» **WHAT YOU WILL DO**
Edit the section of the piece on the Biden approval prediction, starting at "Because the antecedent" and ending at "the one hypothesized.", so that "antecedent conditions" becomes "starting conditions", and write out that section again.

» **EXERCISE PASSAGE**
# # # #

Last updated Nov 29, 2025
politics
If President Biden publicly embraces the US trucker convoy, calls for an end to Covid mandates, and announces a return to normalcy in early 2022, his job‑approval rating will rise by approximately 5–10 percentage points shortly thereafter (within a few months).
His popularity would like bounce five points. Ten points. As if he did that.View on YouTube
Explanation

The prediction is explicitly counterfactual: it says that if President Biden publicly embraced the U.S. trucker convoy, called for an end to COVID mandates, and announced a return to normalcy in early 2022, his job‑approval would rise about 5–10 points.

What actually happened:

  • The Biden White House did not embrace the Canadian or prospective U.S. “Freedom Convoy” protests. In February 2022, Press Secretary Jen Psaki defended vaccine and mask requirements as effective, and characterized the trucker protests as the source of disruptions, while reiterating general support for peaceful protest but emphasizing their economic harms. (bidenwhitehouse.archives.gov)
  • The administration repeatedly said it would “follow the science” and CDC guidance on masking and other measures, and Biden called moves to lift mask mandates “premature,” indicating no broad call from him to end COVID mandates at that time. (reason.com)
  • In his March 1, 2022 State of the Union, Biden did say the U.S. was “moving forward safely, back to more normal routines” and urged Americans to get back to work, but he simultaneously framed this as part of an ongoing strategy to manage COVID with vaccines, treatments, and continued vigilance, not as a blanket announcement to end mandates. (pbs.org)

On approval ratings:

  • Biden’s job approval in early 2022 was generally in the low‑40s across major polls, with fluctuations but no clearly attributable 5–10 point surge linked to a sudden, public embrace of trucker protests or a broad anti‑mandate pivot—because no such pivot occurred. (en.wikipedia.org)

Because the antecedent conditions of the prediction never occurred (Biden did not publicly embrace the convoy or call for an end to mandates in the way described), we have no direct empirical way to test whether doing so would have raised his approval by 5–10 points. Observed approval trends reflect a different strategy than the one hypothesized.

Therefore, the forecast about what would have happened under an unrealized strategy cannot be clearly rated as right or wrong based on actual outcomes, even though enough time has passed. It remains a counterfactual, and thus ambiguous.

# # # #

» **SOURCE DATA**

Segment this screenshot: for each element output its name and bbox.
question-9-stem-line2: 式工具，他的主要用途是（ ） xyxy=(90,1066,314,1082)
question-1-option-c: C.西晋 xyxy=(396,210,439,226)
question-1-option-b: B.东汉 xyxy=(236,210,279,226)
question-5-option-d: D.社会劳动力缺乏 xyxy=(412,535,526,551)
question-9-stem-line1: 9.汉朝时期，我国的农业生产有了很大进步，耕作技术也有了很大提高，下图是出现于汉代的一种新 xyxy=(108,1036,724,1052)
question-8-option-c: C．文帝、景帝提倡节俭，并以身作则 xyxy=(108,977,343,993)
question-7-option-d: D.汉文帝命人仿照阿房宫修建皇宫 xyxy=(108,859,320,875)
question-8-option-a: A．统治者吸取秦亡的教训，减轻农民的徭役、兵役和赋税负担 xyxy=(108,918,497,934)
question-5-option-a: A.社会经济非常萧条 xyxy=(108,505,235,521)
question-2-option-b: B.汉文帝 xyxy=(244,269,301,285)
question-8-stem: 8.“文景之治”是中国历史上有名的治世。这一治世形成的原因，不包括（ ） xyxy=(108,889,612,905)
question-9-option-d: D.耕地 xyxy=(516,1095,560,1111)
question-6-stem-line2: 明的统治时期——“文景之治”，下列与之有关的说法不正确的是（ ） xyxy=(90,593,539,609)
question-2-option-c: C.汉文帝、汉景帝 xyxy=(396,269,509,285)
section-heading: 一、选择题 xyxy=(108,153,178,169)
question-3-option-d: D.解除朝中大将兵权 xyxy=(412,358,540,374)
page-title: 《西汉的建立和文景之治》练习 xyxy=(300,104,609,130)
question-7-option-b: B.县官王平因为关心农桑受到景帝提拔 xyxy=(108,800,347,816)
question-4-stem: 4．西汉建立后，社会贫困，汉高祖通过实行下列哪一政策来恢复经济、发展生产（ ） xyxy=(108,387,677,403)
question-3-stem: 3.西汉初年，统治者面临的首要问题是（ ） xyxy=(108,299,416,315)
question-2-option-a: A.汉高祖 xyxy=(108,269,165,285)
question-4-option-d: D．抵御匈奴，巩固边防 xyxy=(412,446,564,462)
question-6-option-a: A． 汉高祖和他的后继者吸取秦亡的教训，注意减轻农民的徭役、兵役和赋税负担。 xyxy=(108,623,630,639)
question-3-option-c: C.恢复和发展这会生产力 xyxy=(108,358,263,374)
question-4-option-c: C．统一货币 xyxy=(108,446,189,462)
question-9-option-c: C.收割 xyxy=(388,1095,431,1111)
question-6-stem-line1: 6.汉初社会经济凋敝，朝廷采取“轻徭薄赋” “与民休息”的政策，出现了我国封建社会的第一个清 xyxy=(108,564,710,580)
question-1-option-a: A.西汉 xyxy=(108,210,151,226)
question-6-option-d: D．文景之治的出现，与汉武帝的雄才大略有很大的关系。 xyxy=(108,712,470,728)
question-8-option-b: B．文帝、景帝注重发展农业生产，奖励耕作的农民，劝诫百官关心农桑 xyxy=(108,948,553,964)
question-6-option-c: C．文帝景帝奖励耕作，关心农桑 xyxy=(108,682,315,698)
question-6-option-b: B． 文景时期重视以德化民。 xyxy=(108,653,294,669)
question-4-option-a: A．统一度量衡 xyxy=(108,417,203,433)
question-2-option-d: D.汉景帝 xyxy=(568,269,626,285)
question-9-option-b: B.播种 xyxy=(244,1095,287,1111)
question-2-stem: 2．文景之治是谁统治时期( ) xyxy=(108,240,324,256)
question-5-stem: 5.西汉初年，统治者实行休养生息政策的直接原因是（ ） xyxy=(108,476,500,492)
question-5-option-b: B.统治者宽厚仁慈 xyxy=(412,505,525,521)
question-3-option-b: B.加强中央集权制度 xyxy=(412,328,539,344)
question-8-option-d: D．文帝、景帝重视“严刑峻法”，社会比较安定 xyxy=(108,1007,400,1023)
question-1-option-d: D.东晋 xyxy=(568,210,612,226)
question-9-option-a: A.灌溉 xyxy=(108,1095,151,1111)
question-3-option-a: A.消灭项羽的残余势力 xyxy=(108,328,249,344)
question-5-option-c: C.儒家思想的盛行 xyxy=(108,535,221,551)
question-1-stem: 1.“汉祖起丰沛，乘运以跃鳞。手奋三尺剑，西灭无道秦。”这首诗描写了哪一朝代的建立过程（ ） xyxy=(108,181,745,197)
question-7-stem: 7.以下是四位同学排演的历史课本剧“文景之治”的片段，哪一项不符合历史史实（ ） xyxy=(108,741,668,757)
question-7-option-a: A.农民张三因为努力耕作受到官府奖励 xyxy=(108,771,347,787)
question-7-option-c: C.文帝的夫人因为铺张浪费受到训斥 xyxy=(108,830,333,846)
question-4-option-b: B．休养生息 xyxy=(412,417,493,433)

# # # #

» **TASK ANSWER**
Because the starting conditions of the prediction never occurred (Biden did not publicly embrace the convoy or call for an end to mandates in the way described), we have no direct empirical way to test whether doing so would have raised his approval by 5–10 points. Observed approval trends reflect a different strategy than the one hypothesized.